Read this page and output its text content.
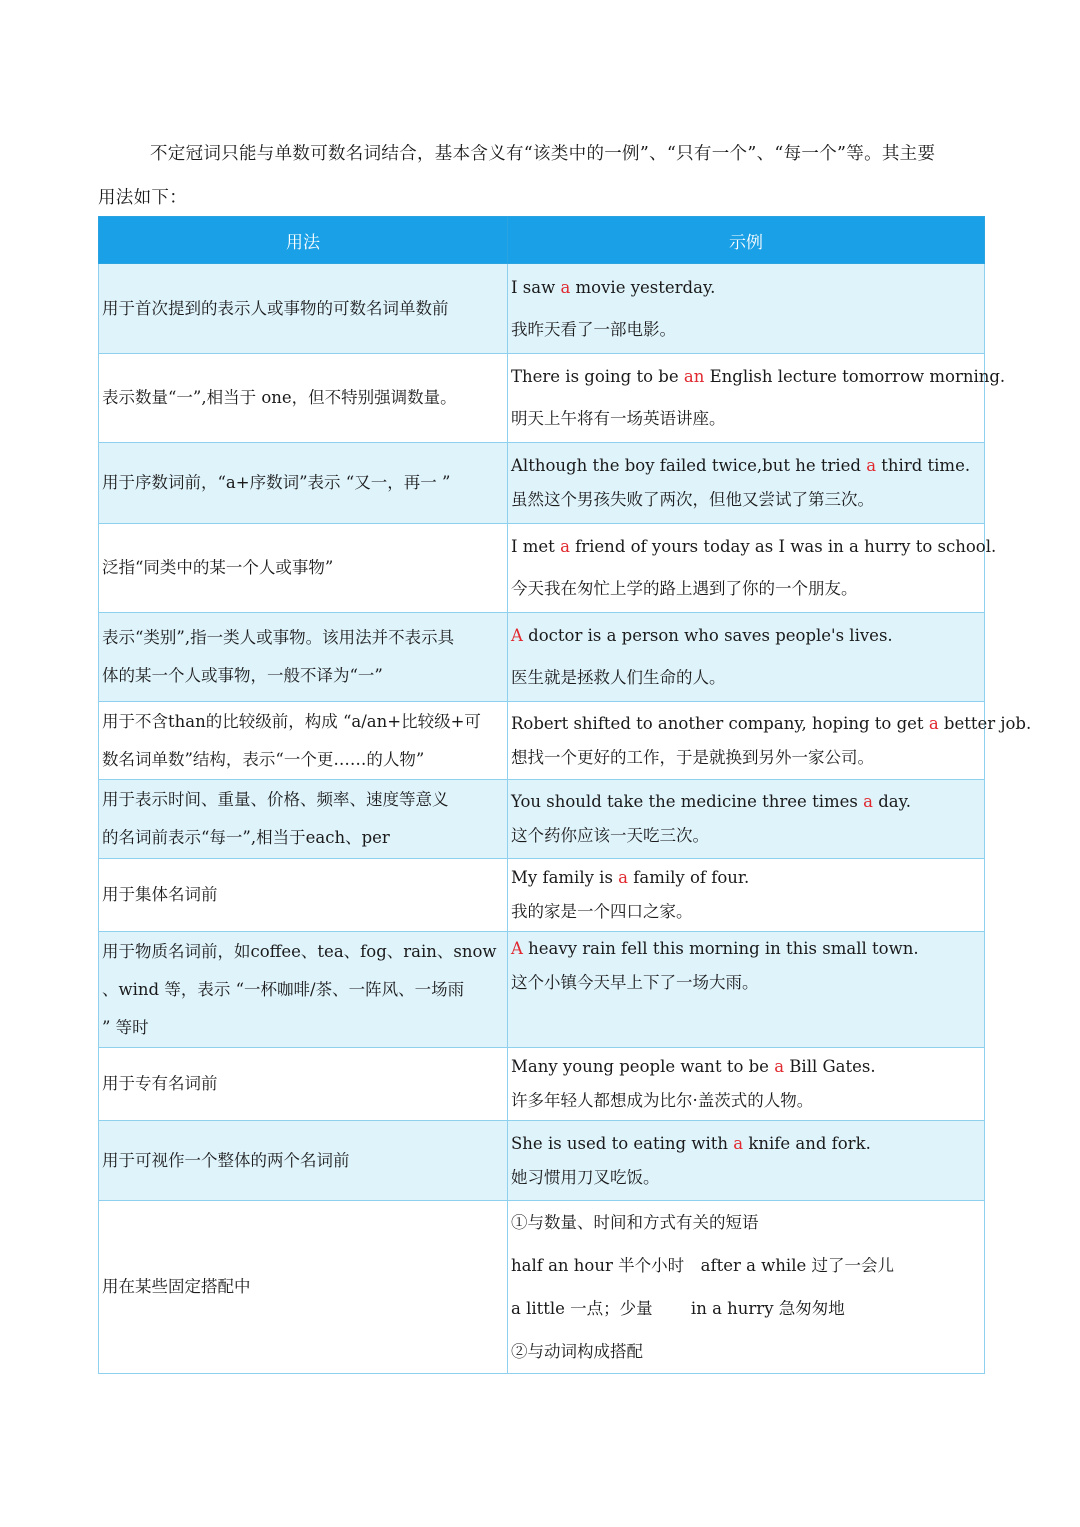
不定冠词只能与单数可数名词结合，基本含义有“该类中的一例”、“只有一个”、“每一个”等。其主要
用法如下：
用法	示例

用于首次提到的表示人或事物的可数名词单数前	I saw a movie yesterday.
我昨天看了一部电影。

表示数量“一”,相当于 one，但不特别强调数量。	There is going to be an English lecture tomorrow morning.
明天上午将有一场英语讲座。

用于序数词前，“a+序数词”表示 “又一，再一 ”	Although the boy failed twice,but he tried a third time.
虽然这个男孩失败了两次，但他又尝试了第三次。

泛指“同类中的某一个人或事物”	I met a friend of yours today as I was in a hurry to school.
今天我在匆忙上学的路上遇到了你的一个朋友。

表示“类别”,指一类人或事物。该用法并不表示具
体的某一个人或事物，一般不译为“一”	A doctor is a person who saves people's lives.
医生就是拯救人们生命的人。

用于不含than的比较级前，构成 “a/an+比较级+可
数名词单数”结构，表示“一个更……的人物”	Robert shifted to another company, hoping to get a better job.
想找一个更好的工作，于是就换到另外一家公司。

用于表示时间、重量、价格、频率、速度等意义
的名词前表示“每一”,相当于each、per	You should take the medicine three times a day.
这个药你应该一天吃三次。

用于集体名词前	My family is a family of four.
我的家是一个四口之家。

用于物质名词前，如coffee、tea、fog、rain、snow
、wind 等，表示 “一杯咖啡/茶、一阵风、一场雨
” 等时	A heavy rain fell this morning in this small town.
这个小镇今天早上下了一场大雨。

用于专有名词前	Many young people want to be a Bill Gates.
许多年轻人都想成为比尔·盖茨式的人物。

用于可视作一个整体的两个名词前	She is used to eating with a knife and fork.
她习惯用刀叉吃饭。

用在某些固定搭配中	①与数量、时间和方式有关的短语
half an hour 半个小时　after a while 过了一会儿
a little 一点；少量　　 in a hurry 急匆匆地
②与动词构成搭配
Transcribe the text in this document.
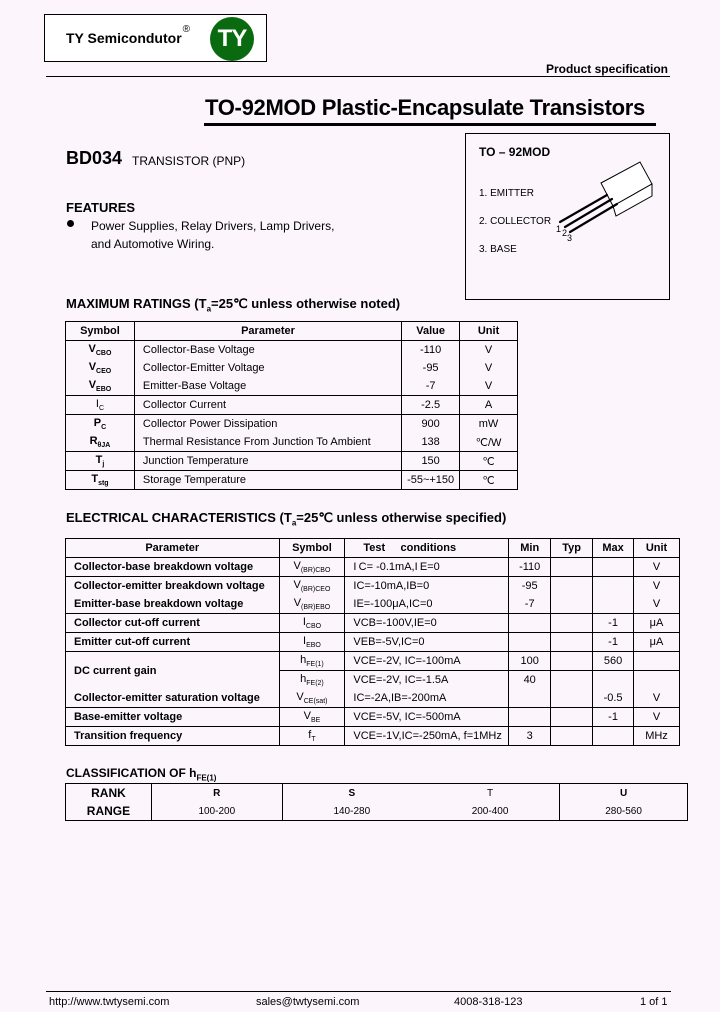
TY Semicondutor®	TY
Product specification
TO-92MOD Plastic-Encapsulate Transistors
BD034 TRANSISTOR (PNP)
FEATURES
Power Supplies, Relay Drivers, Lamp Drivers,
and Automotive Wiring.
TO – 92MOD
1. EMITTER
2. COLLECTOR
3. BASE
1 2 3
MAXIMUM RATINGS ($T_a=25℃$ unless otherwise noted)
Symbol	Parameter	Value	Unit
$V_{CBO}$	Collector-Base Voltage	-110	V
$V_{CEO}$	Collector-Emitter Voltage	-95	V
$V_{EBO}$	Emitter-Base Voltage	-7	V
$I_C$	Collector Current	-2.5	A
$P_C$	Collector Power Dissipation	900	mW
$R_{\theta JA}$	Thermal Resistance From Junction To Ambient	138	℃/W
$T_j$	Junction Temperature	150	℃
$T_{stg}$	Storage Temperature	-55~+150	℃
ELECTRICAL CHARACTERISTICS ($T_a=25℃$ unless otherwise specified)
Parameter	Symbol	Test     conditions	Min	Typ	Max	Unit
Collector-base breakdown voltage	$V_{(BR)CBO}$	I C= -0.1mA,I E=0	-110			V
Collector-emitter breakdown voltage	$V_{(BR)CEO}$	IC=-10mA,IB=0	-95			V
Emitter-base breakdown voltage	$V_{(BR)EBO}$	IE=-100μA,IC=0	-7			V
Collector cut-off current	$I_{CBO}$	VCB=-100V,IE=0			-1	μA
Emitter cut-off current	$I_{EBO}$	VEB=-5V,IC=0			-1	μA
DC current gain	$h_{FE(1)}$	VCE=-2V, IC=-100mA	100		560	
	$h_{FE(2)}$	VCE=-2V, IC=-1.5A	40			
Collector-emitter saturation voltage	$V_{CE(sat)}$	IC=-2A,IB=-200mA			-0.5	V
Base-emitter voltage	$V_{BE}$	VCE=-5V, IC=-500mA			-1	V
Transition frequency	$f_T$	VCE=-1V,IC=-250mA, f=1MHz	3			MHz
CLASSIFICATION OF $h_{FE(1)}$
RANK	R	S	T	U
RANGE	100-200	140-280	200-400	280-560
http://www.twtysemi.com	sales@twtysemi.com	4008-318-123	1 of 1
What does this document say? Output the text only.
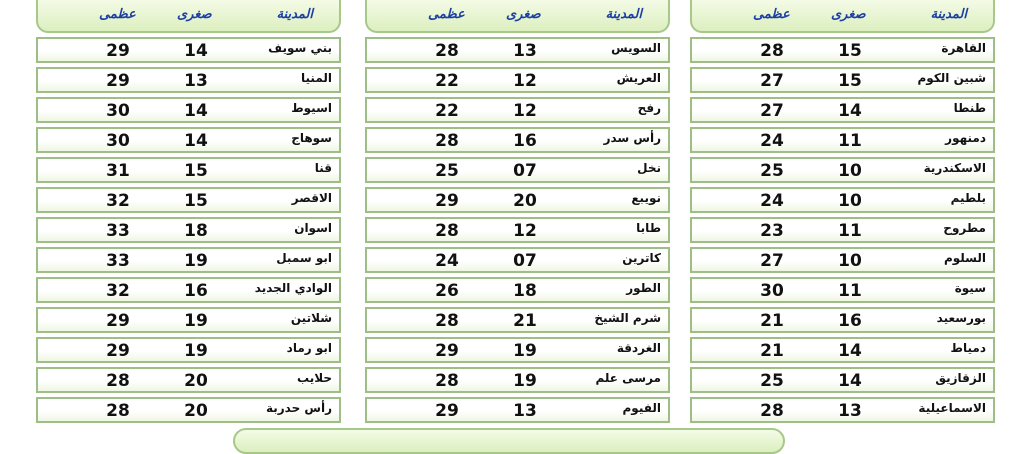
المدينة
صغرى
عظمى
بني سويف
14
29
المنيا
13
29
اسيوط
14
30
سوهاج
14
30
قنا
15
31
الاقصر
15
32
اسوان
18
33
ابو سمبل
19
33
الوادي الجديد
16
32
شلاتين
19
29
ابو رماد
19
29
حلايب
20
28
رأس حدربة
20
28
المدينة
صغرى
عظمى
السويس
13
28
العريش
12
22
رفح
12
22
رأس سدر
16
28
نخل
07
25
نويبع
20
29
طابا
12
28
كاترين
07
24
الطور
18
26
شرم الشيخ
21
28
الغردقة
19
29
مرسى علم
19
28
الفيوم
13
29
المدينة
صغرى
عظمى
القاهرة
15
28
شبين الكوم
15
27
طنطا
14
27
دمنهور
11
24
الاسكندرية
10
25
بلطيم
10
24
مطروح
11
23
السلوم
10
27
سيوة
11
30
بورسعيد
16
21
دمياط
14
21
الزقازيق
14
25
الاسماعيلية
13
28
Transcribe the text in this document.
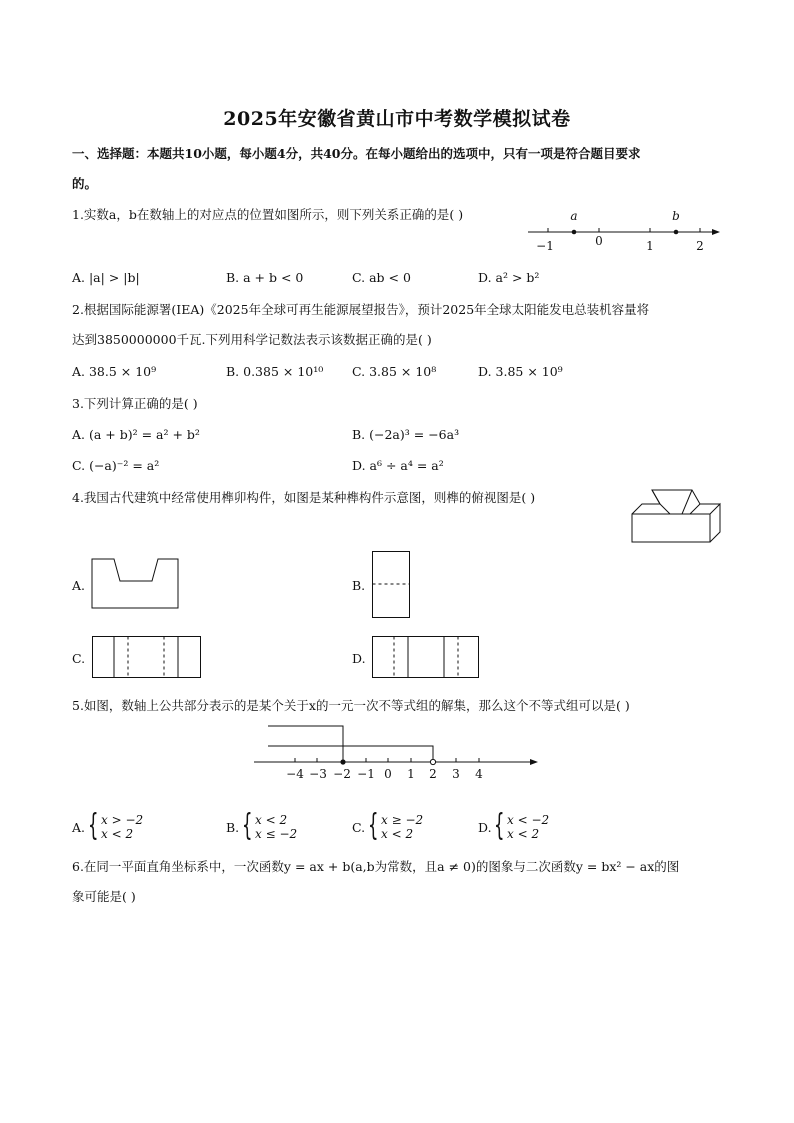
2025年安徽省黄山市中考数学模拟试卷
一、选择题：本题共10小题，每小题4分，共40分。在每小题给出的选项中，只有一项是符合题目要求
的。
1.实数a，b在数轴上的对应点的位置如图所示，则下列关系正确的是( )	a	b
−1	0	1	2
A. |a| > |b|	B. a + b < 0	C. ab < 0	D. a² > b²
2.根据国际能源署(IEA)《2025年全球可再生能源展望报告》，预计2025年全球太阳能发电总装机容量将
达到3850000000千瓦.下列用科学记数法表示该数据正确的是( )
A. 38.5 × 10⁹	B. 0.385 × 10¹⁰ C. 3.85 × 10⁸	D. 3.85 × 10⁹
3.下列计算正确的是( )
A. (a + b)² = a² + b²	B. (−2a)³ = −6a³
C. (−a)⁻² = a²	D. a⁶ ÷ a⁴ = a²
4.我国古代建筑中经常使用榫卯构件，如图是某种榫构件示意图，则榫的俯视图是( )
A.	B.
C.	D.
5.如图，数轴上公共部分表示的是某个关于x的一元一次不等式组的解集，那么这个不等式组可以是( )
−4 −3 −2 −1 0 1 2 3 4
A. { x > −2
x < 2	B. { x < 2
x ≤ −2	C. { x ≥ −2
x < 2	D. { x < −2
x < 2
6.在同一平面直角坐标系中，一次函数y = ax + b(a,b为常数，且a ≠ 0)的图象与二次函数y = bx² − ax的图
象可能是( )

= = =

- **The request**
Restate every record exactly, please; do not copy the pictures.

- **Correct response**
Read this page and output its text content.
不定冠词只能与单数可数名词结合，基本含义有“该类中的一例”、“只有一个”、“每一个”等。其主要
用法如下：
用法	示例

用于首次提到的表示人或事物的可数名词单数前	I saw a movie yesterday.
我昨天看了一部电影。

表示数量“一”,相当于 one，但不特别强调数量。	There is going to be an English lecture tomorrow morning.
明天上午将有一场英语讲座。

用于序数词前，“a+序数词”表示 “又一，再一 ”	Although the boy failed twice,but he tried a third time.
虽然这个男孩失败了两次，但他又尝试了第三次。

泛指“同类中的某一个人或事物”	I met a friend of yours today as I was in a hurry to school.
今天我在匆忙上学的路上遇到了你的一个朋友。

表示“类别”,指一类人或事物。该用法并不表示具
体的某一个人或事物，一般不译为“一”	A doctor is a person who saves people's lives.
医生就是拯救人们生命的人。

用于不含than的比较级前，构成 “a/an+比较级+可
数名词单数”结构，表示“一个更……的人物”	Robert shifted to another company, hoping to get a better job.
想找一个更好的工作，于是就换到另外一家公司。

用于表示时间、重量、价格、频率、速度等意义
的名词前表示“每一”,相当于each、per	You should take the medicine three times a day.
这个药你应该一天吃三次。

用于集体名词前	My family is a family of four.
我的家是一个四口之家。

用于物质名词前，如coffee、tea、fog、rain、snow
、wind 等，表示 “一杯咖啡/茶、一阵风、一场雨
” 等时	A heavy rain fell this morning in this small town.
这个小镇今天早上下了一场大雨。

用于专有名词前	Many young people want to be a Bill Gates.
许多年轻人都想成为比尔·盖茨式的人物。

用于可视作一个整体的两个名词前	She is used to eating with a knife and fork.
她习惯用刀叉吃饭。

用在某些固定搭配中	①与数量、时间和方式有关的短语
half an hour 半个小时　after a while 过了一会儿
a little 一点；少量　　 in a hurry 急匆匆地
②与动词构成搭配
Transcribe the text in this document.
TY Semicondutor®	TY
Product specification
TO-92MOD Plastic-Encapsulate Transistors
BD034 TRANSISTOR (PNP)
FEATURES
Power Supplies, Relay Drivers, Lamp Drivers,
and Automotive Wiring.
TO – 92MOD
1. EMITTER
2. COLLECTOR
3. BASE
1 2 3
MAXIMUM RATINGS ($T_a=25℃$ unless otherwise noted)
Symbol	Parameter	Value	Unit
$V_{CBO}$	Collector-Base Voltage	-110	V
$V_{CEO}$	Collector-Emitter Voltage	-95	V
$V_{EBO}$	Emitter-Base Voltage	-7	V
$I_C$	Collector Current	-2.5	A
$P_C$	Collector Power Dissipation	900	mW
$R_{\theta JA}$	Thermal Resistance From Junction To Ambient	138	℃/W
$T_j$	Junction Temperature	150	℃
$T_{stg}$	Storage Temperature	-55~+150	℃
ELECTRICAL CHARACTERISTICS ($T_a=25℃$ unless otherwise specified)
Parameter	Symbol	Test     conditions	Min	Typ	Max	Unit
Collector-base breakdown voltage	$V_{(BR)CBO}$	I C= -0.1mA,I E=0	-110			V
Collector-emitter breakdown voltage	$V_{(BR)CEO}$	IC=-10mA,IB=0	-95			V
Emitter-base breakdown voltage	$V_{(BR)EBO}$	IE=-100μA,IC=0	-7			V
Collector cut-off current	$I_{CBO}$	VCB=-100V,IE=0			-1	μA
Emitter cut-off current	$I_{EBO}$	VEB=-5V,IC=0			-1	μA
DC current gain	$h_{FE(1)}$	VCE=-2V, IC=-100mA	100		560	
	$h_{FE(2)}$	VCE=-2V, IC=-1.5A	40			
Collector-emitter saturation voltage	$V_{CE(sat)}$	IC=-2A,IB=-200mA			-0.5	V
Base-emitter voltage	$V_{BE}$	VCE=-5V, IC=-500mA			-1	V
Transition frequency	$f_T$	VCE=-1V,IC=-250mA, f=1MHz	3			MHz
CLASSIFICATION OF $h_{FE(1)}$
RANK	R	S	T	U
RANGE	100-200	140-280	200-400	280-560
http://www.twtysemi.com	sales@twtysemi.com	4008-318-123	1 of 1
What does this document say? Output the text only.
المدينة
صغرى
عظمى
بني سويف
14
29
المنيا
13
29
اسيوط
14
30
سوهاج
14
30
قنا
15
31
الاقصر
15
32
اسوان
18
33
ابو سمبل
19
33
الوادي الجديد
16
32
شلاتين
19
29
ابو رماد
19
29
حلايب
20
28
رأس حدربة
20
28
المدينة
صغرى
عظمى
السويس
13
28
العريش
12
22
رفح
12
22
رأس سدر
16
28
نخل
07
25
نويبع
20
29
طابا
12
28
كاترين
07
24
الطور
18
26
شرم الشيخ
21
28
الغردقة
19
29
مرسى علم
19
28
الفيوم
13
29
المدينة
صغرى
عظمى
القاهرة
15
28
شبين الكوم
15
27
طنطا
14
27
دمنهور
11
24
الاسكندرية
10
25
بلطيم
10
24
مطروح
11
23
السلوم
10
27
سيوة
11
30
بورسعيد
16
21
دمياط
14
21
الزقازيق
14
25
الاسماعيلية
13
28
Transcribe the text in this document.
2025年安徽省黄山市中考数学模拟试卷
一、选择题：本题共10小题，每小题4分，共40分。在每小题给出的选项中，只有一项是符合题目要求
的。
1.实数a，b在数轴上的对应点的位置如图所示，则下列关系正确的是( )	a	b
−1	0	1	2
A. |a| > |b|	B. a + b < 0	C. ab < 0	D. a² > b²
2.根据国际能源署(IEA)《2025年全球可再生能源展望报告》，预计2025年全球太阳能发电总装机容量将
达到3850000000千瓦.下列用科学记数法表示该数据正确的是( )
A. 38.5 × 10⁹	B. 0.385 × 10¹⁰ C. 3.85 × 10⁸	D. 3.85 × 10⁹
3.下列计算正确的是( )
A. (a + b)² = a² + b²	B. (−2a)³ = −6a³
C. (−a)⁻² = a²	D. a⁶ ÷ a⁴ = a²
4.我国古代建筑中经常使用榫卯构件，如图是某种榫构件示意图，则榫的俯视图是( )
A.	B.
C.	D.
5.如图，数轴上公共部分表示的是某个关于x的一元一次不等式组的解集，那么这个不等式组可以是( )
−4 −3 −2 −1 0 1 2 3 4
A. { x > −2
x < 2	B. { x < 2
x ≤ −2	C. { x ≥ −2
x < 2	D. { x < −2
x < 2
6.在同一平面直角坐标系中，一次函数y = ax + b(a,b为常数，且a ≠ 0)的图象与二次函数y = bx² − ax的图
象可能是( )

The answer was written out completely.